EXERCISE BRIEF ->
Search the records below for the word "text". Pull out each line that has it.

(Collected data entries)
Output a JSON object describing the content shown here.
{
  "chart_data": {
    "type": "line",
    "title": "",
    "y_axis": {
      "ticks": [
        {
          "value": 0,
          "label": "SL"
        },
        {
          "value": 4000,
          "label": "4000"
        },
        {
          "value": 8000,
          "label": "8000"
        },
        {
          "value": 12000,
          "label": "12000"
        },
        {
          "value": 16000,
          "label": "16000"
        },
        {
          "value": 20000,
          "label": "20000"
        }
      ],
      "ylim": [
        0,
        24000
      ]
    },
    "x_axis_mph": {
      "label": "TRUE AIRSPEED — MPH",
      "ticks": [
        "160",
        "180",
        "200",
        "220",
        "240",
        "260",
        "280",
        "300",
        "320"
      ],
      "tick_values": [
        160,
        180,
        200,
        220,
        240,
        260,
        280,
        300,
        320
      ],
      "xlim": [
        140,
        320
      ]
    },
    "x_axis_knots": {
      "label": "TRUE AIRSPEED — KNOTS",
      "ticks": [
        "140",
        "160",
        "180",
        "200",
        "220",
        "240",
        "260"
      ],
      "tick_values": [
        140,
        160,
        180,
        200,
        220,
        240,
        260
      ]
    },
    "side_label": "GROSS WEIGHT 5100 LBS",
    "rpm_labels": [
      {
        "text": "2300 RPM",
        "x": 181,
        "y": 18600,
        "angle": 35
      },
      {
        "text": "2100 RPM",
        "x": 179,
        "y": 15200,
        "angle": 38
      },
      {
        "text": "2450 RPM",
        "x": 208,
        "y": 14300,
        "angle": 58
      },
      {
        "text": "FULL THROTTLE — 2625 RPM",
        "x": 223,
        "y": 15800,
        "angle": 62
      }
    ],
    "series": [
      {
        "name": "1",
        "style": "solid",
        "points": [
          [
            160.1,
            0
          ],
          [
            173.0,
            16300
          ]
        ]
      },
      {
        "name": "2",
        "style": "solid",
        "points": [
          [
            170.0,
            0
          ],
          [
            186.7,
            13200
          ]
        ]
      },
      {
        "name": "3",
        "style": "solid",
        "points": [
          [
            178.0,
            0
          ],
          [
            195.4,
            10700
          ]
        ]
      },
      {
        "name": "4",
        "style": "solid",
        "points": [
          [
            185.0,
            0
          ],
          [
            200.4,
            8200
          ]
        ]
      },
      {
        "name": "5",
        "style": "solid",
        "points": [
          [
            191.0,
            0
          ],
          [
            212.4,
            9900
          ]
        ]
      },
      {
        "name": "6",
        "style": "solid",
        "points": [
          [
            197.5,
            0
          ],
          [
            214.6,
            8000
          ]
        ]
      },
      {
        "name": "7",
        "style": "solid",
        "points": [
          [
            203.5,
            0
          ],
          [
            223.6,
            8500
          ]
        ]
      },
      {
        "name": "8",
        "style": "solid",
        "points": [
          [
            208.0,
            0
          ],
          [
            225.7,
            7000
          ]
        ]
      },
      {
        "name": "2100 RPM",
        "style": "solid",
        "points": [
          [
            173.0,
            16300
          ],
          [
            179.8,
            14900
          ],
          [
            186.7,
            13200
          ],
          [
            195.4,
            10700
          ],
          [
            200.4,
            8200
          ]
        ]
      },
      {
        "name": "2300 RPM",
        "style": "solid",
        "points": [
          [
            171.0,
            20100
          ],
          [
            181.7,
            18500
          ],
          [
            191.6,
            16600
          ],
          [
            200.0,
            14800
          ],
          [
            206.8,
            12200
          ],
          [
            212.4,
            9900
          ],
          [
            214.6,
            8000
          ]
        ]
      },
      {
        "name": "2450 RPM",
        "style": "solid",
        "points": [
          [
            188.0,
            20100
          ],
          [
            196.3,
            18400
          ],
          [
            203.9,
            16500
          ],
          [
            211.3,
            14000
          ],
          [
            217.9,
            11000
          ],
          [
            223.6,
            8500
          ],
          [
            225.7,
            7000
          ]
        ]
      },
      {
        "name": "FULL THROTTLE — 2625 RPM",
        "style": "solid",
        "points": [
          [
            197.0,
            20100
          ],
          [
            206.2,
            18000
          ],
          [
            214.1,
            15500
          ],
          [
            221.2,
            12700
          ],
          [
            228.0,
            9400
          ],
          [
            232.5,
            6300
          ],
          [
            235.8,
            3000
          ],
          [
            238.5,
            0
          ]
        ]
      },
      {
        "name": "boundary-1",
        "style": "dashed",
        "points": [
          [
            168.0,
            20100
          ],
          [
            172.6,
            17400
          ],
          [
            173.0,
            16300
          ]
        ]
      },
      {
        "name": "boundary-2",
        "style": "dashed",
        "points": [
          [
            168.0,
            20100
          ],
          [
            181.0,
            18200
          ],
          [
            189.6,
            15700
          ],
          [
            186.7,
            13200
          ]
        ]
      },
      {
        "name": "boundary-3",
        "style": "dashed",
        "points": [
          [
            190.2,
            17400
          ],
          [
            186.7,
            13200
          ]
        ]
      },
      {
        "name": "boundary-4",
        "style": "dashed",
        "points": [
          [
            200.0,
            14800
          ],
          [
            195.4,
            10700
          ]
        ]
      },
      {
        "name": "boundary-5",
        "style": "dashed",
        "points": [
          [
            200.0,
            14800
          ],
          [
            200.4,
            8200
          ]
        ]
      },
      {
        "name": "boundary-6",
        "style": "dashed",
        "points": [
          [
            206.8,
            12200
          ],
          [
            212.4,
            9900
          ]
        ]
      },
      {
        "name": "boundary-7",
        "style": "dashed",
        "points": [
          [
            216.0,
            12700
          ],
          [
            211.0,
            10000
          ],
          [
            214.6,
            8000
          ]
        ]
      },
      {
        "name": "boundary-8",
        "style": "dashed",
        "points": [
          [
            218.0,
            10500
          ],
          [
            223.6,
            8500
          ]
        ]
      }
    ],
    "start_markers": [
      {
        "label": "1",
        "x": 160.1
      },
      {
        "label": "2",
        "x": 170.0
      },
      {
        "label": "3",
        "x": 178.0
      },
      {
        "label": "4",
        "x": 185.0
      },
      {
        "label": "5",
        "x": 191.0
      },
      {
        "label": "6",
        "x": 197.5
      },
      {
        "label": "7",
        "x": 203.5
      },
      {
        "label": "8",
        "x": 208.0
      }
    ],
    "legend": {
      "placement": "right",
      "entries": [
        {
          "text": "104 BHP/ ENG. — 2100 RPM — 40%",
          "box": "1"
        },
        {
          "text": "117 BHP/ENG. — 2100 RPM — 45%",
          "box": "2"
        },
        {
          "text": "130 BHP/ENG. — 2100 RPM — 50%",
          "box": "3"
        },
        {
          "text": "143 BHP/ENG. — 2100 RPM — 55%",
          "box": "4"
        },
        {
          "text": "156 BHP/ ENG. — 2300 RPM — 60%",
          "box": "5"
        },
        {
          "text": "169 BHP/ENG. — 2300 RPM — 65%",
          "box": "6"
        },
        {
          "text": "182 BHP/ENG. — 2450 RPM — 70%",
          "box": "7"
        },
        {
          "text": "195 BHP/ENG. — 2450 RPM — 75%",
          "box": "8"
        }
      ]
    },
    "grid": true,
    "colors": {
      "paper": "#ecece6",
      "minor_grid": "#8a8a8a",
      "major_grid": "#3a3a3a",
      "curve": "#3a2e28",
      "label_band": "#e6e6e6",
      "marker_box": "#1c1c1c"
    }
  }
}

RIGHT ANSWER ->
        "text": "2300 RPM",
        "text": "2100 RPM",
        "text": "2450 RPM",
        "text": "FULL THROTTLE — 2625 RPM",
          "text": "104 BHP/ ENG. — 2100 RPM — 40%",
          "text": "117 BHP/ENG. — 2100 RPM — 45%",
          "text": "130 BHP/ENG. — 2100 RPM — 50%",
          "text": "143 BHP/ENG. — 2100 RPM — 55%",
          "text": "156 BHP/ ENG. — 2300 RPM — 60%",
          "text": "169 BHP/ENG. — 2300 RPM — 65%",
          "text": "182 BHP/ENG. — 2450 RPM — 70%",
          "text": "195 BHP/ENG. — 2450 RPM — 75%",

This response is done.